§ What to do
Write out all lines holding the word "this".

§ Saved data entries
▽

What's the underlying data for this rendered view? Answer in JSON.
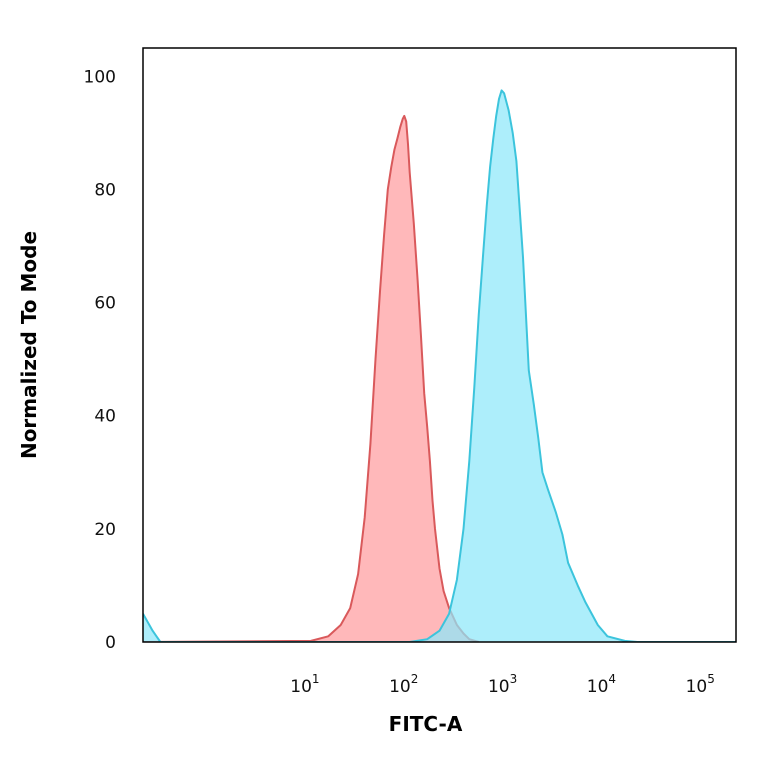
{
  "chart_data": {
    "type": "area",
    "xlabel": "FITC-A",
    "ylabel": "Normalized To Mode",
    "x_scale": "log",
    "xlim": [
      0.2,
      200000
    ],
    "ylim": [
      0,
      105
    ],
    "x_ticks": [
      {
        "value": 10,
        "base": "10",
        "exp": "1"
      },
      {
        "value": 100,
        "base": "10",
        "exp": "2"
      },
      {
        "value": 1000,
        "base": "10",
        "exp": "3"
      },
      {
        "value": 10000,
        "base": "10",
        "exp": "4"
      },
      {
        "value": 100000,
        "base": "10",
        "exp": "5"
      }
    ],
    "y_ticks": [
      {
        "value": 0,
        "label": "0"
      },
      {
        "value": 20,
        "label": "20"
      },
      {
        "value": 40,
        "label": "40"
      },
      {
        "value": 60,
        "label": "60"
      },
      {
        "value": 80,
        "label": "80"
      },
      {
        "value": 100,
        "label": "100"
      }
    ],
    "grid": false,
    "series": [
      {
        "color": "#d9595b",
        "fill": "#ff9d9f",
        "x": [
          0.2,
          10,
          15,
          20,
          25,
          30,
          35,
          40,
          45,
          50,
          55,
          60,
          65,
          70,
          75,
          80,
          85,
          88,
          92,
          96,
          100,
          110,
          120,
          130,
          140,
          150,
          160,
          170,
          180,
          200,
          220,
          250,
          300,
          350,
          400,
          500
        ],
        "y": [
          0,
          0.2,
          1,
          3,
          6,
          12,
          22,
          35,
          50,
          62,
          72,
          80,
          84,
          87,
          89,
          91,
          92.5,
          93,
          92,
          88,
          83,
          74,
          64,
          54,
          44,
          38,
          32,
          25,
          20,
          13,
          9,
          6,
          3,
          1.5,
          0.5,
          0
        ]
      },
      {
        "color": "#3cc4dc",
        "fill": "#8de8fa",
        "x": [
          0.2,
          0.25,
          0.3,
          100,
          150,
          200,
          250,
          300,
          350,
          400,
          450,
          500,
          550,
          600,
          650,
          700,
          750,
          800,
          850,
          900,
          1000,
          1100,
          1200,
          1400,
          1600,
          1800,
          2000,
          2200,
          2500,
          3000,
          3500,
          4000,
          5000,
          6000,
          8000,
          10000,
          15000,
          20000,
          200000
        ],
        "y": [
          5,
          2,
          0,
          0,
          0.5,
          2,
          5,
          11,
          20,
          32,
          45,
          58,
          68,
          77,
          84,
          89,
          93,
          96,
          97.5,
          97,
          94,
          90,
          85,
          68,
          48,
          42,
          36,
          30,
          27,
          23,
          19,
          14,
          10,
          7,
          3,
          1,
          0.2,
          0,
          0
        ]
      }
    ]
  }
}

△
▽

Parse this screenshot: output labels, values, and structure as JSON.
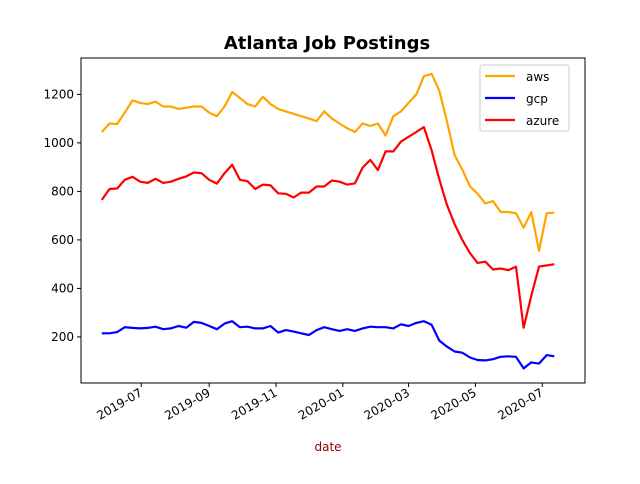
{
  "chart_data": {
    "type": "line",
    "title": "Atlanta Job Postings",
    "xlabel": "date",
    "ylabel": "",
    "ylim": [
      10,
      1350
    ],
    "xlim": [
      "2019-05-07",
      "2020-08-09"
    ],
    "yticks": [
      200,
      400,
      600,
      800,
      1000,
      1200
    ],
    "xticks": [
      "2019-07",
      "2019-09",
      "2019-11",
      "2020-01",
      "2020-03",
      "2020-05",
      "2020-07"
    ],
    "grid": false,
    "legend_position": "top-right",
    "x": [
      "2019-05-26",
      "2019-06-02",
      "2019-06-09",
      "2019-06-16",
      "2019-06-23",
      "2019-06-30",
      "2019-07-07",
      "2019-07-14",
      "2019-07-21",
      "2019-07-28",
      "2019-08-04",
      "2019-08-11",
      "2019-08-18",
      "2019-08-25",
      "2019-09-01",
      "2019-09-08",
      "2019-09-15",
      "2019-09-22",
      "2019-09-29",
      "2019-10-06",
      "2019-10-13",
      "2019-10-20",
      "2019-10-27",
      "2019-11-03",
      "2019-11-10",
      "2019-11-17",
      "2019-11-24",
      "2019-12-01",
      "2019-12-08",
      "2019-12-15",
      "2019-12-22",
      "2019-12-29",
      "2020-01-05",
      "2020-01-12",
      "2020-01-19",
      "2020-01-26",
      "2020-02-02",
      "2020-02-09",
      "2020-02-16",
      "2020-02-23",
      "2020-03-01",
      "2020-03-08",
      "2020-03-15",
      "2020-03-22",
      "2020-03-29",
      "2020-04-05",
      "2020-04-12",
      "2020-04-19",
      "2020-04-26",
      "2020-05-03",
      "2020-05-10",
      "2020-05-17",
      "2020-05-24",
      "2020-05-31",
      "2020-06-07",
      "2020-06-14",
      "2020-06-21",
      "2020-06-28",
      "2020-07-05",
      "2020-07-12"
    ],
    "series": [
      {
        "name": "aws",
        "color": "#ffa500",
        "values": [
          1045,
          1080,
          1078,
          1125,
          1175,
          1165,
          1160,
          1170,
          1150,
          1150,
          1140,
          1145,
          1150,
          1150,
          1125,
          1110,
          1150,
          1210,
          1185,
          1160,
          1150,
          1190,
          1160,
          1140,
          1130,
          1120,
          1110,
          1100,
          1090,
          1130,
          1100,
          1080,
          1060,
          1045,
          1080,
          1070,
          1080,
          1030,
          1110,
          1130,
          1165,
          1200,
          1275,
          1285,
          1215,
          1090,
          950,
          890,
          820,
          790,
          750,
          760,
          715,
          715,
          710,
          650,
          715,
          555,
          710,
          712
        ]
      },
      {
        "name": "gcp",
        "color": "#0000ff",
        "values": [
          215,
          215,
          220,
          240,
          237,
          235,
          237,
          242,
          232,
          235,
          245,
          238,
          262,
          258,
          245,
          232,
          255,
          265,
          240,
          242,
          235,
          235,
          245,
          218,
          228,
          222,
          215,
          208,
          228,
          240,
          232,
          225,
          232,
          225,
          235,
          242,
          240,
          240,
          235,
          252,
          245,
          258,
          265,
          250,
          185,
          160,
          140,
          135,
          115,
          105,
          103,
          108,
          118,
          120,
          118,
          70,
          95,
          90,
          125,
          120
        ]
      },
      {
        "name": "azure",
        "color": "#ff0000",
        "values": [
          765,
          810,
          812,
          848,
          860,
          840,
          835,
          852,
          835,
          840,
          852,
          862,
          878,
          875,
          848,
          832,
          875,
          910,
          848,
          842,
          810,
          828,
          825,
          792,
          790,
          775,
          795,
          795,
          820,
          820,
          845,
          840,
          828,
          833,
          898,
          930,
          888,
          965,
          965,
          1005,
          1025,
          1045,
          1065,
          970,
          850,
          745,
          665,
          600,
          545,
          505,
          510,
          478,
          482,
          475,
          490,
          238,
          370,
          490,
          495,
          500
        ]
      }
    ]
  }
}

△

§ Answer to the problem
What's the underlying data for this rendered view? Answer in JSON.
Parse this screenshot: output labels, values, and structure as JSON.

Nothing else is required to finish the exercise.